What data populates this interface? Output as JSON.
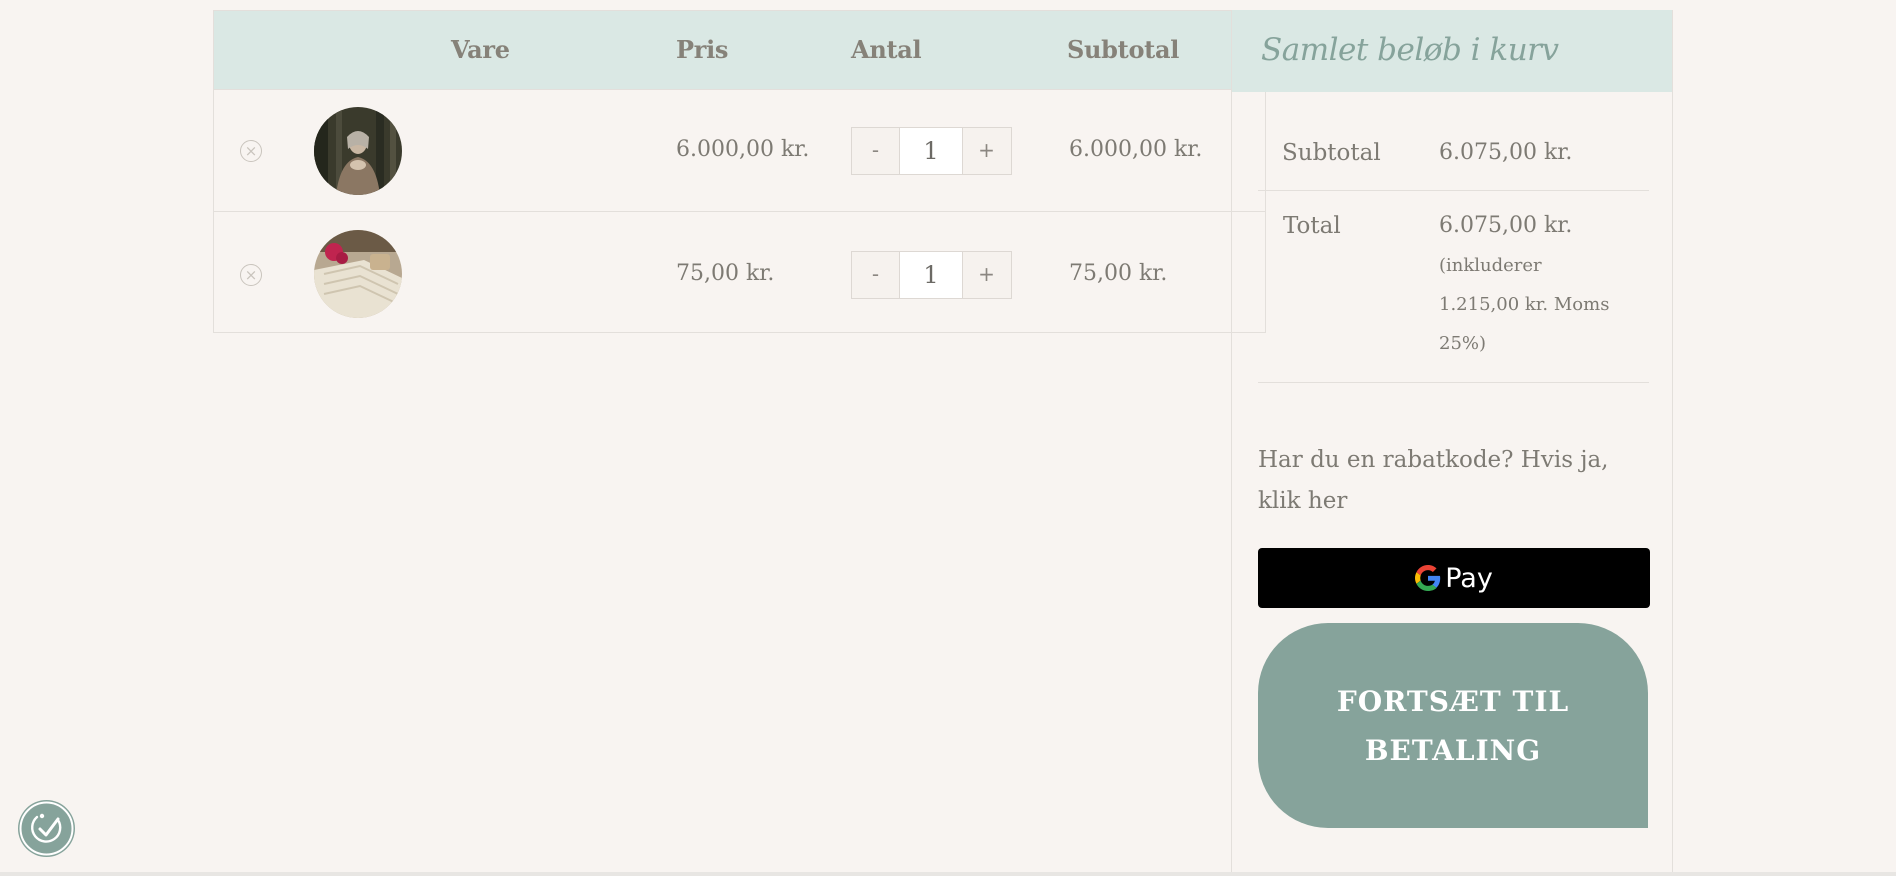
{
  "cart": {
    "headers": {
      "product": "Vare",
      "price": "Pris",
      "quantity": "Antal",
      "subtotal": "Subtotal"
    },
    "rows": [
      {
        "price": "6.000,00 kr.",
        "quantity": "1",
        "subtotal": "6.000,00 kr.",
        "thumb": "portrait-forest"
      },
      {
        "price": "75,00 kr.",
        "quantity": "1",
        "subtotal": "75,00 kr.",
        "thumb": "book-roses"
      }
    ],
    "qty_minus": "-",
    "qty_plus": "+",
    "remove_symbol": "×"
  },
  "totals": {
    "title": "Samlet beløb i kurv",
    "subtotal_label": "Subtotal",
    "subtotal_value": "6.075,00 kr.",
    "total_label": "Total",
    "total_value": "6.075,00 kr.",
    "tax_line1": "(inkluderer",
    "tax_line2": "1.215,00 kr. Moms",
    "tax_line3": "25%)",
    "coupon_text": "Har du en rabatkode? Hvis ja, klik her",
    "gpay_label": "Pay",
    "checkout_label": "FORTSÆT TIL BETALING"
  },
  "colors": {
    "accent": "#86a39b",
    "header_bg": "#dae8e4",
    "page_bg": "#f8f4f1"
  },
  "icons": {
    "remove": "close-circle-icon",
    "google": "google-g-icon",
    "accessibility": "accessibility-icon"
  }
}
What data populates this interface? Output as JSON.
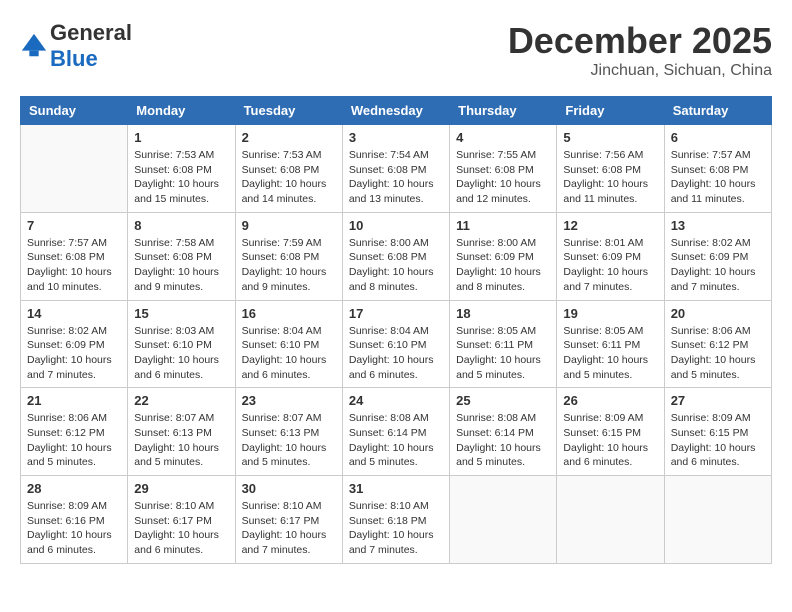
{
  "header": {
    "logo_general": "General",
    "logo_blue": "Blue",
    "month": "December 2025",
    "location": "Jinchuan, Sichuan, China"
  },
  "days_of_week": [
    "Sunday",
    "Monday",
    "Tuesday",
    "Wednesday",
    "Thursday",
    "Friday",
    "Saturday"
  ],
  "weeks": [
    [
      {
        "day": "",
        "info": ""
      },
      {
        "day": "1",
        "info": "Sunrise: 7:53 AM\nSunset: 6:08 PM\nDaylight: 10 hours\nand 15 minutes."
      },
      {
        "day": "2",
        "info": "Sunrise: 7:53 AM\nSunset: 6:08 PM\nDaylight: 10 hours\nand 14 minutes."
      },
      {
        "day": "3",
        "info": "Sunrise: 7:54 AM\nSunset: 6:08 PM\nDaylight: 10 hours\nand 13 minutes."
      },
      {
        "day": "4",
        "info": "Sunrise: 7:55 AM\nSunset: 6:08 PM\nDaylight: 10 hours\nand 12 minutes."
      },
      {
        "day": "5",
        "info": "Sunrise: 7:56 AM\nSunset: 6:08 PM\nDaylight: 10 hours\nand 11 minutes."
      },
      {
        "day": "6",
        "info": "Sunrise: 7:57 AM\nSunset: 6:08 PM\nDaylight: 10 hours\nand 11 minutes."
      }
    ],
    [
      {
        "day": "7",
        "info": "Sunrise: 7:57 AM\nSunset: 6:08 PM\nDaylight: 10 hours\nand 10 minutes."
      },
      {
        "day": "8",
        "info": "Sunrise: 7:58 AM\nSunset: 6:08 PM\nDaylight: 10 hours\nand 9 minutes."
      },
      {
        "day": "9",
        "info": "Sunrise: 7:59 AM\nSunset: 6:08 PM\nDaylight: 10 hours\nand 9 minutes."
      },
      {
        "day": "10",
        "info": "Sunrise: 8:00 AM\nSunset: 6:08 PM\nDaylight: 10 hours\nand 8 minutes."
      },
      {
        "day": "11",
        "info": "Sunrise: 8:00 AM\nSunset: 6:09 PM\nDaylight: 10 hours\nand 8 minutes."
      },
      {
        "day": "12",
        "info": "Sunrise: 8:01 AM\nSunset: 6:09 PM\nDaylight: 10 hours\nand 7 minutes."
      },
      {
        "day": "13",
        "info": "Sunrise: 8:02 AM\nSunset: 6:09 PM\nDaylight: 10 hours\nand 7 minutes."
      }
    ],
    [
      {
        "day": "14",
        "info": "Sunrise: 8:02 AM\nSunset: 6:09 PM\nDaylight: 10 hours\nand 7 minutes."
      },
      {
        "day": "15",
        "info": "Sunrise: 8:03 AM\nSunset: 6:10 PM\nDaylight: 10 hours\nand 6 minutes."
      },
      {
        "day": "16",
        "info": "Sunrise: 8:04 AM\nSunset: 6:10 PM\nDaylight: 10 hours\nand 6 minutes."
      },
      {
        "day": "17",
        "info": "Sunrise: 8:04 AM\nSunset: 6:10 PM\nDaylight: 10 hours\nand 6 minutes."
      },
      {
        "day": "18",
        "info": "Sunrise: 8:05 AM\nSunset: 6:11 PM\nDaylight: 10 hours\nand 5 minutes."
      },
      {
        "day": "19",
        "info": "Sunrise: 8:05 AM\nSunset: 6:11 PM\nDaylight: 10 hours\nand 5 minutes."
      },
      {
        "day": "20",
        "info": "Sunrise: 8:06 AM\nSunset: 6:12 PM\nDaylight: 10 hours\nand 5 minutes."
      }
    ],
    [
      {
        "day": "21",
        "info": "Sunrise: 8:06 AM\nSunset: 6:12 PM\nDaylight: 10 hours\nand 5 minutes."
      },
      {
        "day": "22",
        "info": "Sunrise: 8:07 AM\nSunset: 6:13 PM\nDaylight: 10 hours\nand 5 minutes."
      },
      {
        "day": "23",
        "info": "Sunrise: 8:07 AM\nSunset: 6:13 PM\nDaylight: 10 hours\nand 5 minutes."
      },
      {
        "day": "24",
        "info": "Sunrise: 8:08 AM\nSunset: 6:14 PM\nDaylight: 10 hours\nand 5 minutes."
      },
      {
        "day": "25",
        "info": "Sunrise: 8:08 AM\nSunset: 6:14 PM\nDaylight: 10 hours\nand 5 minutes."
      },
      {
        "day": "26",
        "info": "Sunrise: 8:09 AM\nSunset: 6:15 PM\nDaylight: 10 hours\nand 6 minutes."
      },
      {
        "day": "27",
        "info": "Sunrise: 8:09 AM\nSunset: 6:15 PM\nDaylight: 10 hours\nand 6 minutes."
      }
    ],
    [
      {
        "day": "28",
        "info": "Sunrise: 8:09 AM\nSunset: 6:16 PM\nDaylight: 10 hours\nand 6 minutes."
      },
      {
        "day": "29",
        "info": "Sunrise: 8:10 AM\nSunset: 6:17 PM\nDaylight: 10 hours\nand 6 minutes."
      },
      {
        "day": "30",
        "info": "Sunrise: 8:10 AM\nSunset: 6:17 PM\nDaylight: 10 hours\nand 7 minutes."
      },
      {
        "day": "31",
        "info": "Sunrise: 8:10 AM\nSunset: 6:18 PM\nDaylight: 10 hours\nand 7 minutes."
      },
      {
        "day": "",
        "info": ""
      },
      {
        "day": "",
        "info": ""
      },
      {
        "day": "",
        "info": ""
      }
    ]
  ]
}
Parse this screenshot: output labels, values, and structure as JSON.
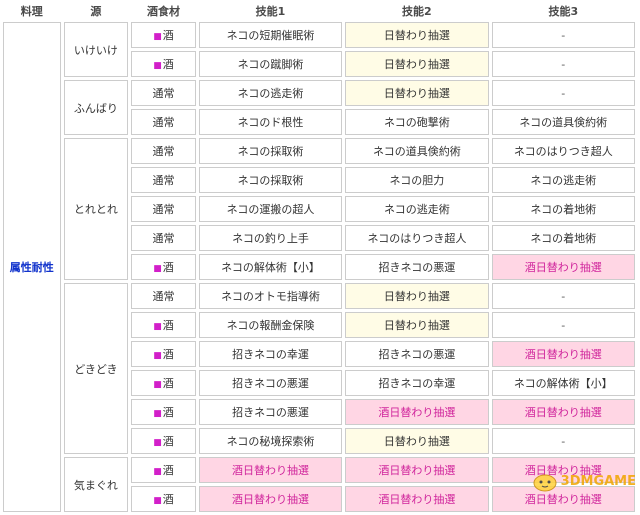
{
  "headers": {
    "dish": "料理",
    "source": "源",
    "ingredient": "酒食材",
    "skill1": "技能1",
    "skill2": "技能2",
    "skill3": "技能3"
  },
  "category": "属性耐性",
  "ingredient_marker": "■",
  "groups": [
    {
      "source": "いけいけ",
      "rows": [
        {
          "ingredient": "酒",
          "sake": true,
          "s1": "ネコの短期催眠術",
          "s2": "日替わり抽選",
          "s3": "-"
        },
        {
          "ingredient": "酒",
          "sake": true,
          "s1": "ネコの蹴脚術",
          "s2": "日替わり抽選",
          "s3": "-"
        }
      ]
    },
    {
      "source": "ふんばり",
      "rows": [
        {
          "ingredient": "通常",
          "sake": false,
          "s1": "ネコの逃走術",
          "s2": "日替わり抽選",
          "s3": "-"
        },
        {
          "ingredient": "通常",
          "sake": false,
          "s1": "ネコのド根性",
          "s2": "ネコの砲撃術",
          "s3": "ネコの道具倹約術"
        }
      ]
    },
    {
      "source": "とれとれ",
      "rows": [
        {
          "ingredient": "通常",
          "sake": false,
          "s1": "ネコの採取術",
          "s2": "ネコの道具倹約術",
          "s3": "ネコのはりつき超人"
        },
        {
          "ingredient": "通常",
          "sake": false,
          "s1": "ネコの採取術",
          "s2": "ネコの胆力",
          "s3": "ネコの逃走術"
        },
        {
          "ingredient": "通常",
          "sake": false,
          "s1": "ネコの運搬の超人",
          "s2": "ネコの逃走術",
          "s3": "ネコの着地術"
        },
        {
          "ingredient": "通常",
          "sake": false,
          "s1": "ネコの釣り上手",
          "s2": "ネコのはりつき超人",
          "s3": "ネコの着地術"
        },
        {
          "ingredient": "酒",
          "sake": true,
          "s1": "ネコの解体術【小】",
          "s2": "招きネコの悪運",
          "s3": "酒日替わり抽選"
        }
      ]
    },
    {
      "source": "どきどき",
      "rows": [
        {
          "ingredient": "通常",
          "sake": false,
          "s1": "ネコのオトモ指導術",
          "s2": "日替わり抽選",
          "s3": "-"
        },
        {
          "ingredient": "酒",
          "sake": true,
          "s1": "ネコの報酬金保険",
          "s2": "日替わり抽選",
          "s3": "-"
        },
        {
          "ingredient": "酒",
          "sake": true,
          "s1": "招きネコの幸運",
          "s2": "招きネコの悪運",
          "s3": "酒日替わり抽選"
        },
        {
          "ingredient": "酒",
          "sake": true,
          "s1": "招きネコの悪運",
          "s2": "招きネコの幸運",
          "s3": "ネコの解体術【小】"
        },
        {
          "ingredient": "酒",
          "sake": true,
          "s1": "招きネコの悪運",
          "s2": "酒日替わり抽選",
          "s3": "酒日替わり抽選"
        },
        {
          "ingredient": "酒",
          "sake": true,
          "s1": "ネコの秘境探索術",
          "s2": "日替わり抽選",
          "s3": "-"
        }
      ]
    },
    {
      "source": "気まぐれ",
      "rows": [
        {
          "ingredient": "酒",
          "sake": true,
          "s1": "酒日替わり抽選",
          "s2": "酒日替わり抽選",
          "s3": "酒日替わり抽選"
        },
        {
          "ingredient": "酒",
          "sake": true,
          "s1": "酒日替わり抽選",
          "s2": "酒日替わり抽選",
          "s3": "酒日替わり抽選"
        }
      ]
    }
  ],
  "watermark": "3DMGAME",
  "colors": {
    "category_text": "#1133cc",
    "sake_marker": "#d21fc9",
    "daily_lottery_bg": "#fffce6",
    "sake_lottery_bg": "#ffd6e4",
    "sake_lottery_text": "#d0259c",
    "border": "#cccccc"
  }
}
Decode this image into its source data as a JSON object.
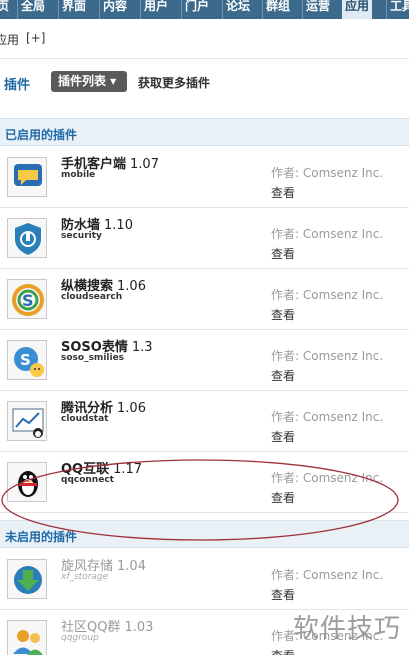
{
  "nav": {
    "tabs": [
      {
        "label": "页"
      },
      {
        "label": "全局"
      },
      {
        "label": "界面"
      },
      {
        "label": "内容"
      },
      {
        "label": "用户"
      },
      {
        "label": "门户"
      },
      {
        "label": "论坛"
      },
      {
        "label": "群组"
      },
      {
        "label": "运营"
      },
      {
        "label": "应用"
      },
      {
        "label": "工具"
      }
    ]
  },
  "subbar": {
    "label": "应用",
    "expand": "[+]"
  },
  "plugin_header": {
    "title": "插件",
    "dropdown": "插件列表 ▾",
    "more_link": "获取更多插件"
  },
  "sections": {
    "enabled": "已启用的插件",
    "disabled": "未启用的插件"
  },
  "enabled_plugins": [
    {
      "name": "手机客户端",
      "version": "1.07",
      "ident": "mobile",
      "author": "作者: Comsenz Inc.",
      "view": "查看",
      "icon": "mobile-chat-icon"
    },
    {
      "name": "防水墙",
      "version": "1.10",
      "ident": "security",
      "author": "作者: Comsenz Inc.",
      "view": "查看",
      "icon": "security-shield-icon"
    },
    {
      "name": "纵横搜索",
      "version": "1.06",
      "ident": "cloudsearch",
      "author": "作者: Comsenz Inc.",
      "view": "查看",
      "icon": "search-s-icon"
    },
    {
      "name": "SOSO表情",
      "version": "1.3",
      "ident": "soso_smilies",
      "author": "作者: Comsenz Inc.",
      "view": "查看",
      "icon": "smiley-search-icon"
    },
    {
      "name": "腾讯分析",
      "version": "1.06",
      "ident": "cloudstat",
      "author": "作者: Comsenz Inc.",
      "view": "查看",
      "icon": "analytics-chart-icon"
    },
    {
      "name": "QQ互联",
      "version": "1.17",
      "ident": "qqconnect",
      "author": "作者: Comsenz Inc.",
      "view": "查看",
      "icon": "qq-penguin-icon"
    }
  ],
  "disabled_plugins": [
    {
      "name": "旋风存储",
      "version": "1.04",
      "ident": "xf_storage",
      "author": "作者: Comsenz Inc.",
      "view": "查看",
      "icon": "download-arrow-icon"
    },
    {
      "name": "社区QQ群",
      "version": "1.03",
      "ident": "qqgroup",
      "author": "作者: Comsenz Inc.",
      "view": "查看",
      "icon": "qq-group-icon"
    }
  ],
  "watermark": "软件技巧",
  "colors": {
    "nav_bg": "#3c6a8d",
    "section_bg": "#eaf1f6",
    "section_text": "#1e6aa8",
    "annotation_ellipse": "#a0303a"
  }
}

##########

WRITTEN PROBLEM: Return every line from the records above that holds the word "JSON".

RESPONSE TO THE EXERCISE:
What data populates this interface? Output as JSON.
What data populates this interface? Output as JSON.
Parse this screenshot: output labels, values, and structure as JSON.
Decode this image into its source data as a JSON object.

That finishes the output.